(Saved entries)
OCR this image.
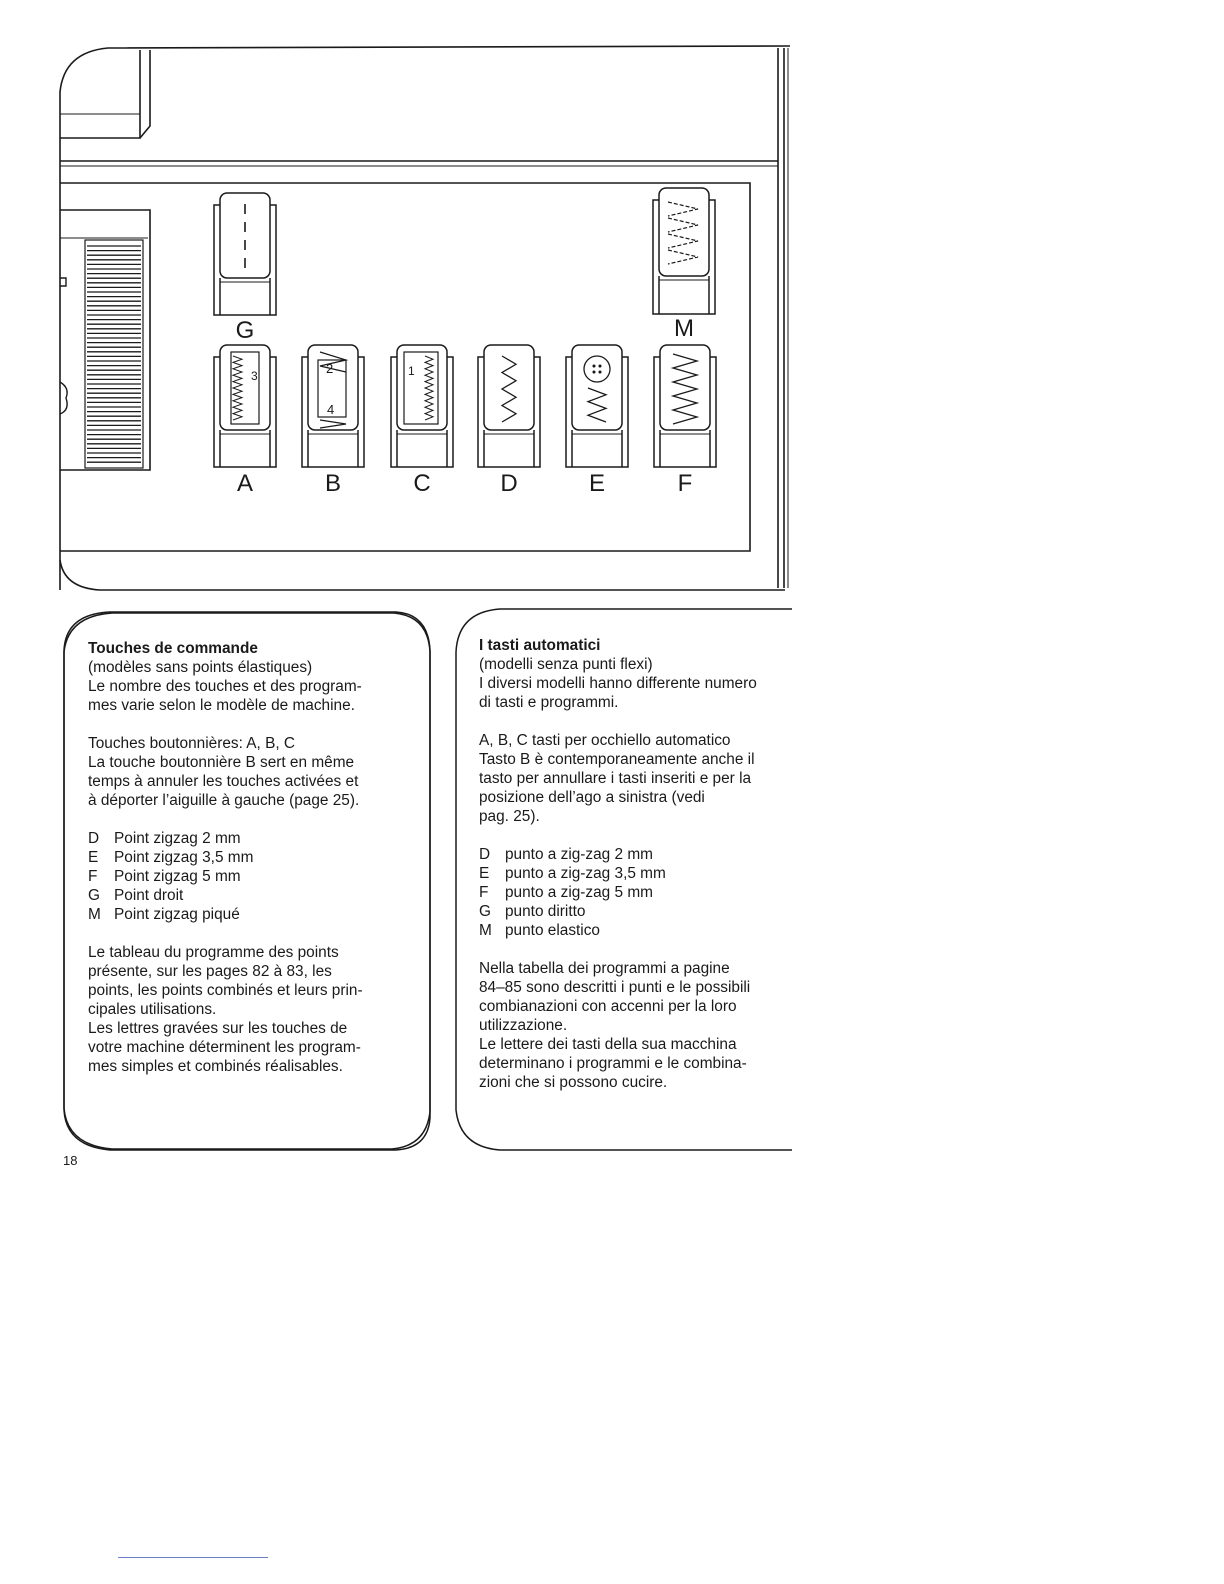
G	M
A	B	C	D	E	F
3	2
4
1
Touches de commande
(modèles sans points élastiques)
Le nombre des touches et des program-
mes varie selon le modèle de machine.
Touches boutonnières: A, B, C
La touche boutonnière B sert en même
temps à annuler les touches activées et
à déporter l’aiguille à gauche (page 25).
D Point zigzag 2 mm
E	Point zigzag 3,5 mm
F	Point zigzag 5 mm
G Point droit
M Point zigzag piqué
Le tableau du programme des points
présente, sur les pages 82 à 83, les
points, les points combinés et leurs prin-
cipales utilisations.
Les lettres gravées sur les touches de
votre machine déterminent les program-
mes simples et combinés réalisables.
I tasti automatici
(modelli senza punti flexi)
I diversi modelli hanno differente numero
di tasti e programmi.
A, B, C tasti per occhiello automatico
Tasto B è contemporaneamente anche il
tasto per annullare i tasti inseriti e per la
posizione dell’ago a sinistra (vedi
pag. 25).
D punto a zig-zag 2 mm
E	punto a zig-zag 3,5 mm
F	punto a zig-zag 5 mm
G punto diritto
M punto elastico
Nella tabella dei programmi a pagine
84–85 sono descritti i punti e le possibili
combianazioni con accenni per la loro
utilizzazione.
Le lettere dei tasti della sua macchina
determinano i programmi e le combina-
zioni che si possono cucire.
18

### To be done
Repeat the material above word for word and skip every image in it.

### Answer in full
OCR this image.
G	M
A	B	C	D	E	F
3	2
4
1
Touches de commande
(modèles sans points élastiques)
Le nombre des touches et des program-
mes varie selon le modèle de machine.
Touches boutonnières: A, B, C
La touche boutonnière B sert en même
temps à annuler les touches activées et
à déporter l’aiguille à gauche (page 25).
D Point zigzag 2 mm
E	Point zigzag 3,5 mm
F	Point zigzag 5 mm
G Point droit
M Point zigzag piqué
Le tableau du programme des points
présente, sur les pages 82 à 83, les
points, les points combinés et leurs prin-
cipales utilisations.
Les lettres gravées sur les touches de
votre machine déterminent les program-
mes simples et combinés réalisables.
I tasti automatici
(modelli senza punti flexi)
I diversi modelli hanno differente numero
di tasti e programmi.
A, B, C tasti per occhiello automatico
Tasto B è contemporaneamente anche il
tasto per annullare i tasti inseriti e per la
posizione dell’ago a sinistra (vedi
pag. 25).
D punto a zig-zag 2 mm
E	punto a zig-zag 3,5 mm
F	punto a zig-zag 5 mm
G punto diritto
M punto elastico
Nella tabella dei programmi a pagine
84–85 sono descritti i punti e le possibili
combianazioni con accenni per la loro
utilizzazione.
Le lettere dei tasti della sua macchina
determinano i programmi e le combina-
zioni che si possono cucire.
18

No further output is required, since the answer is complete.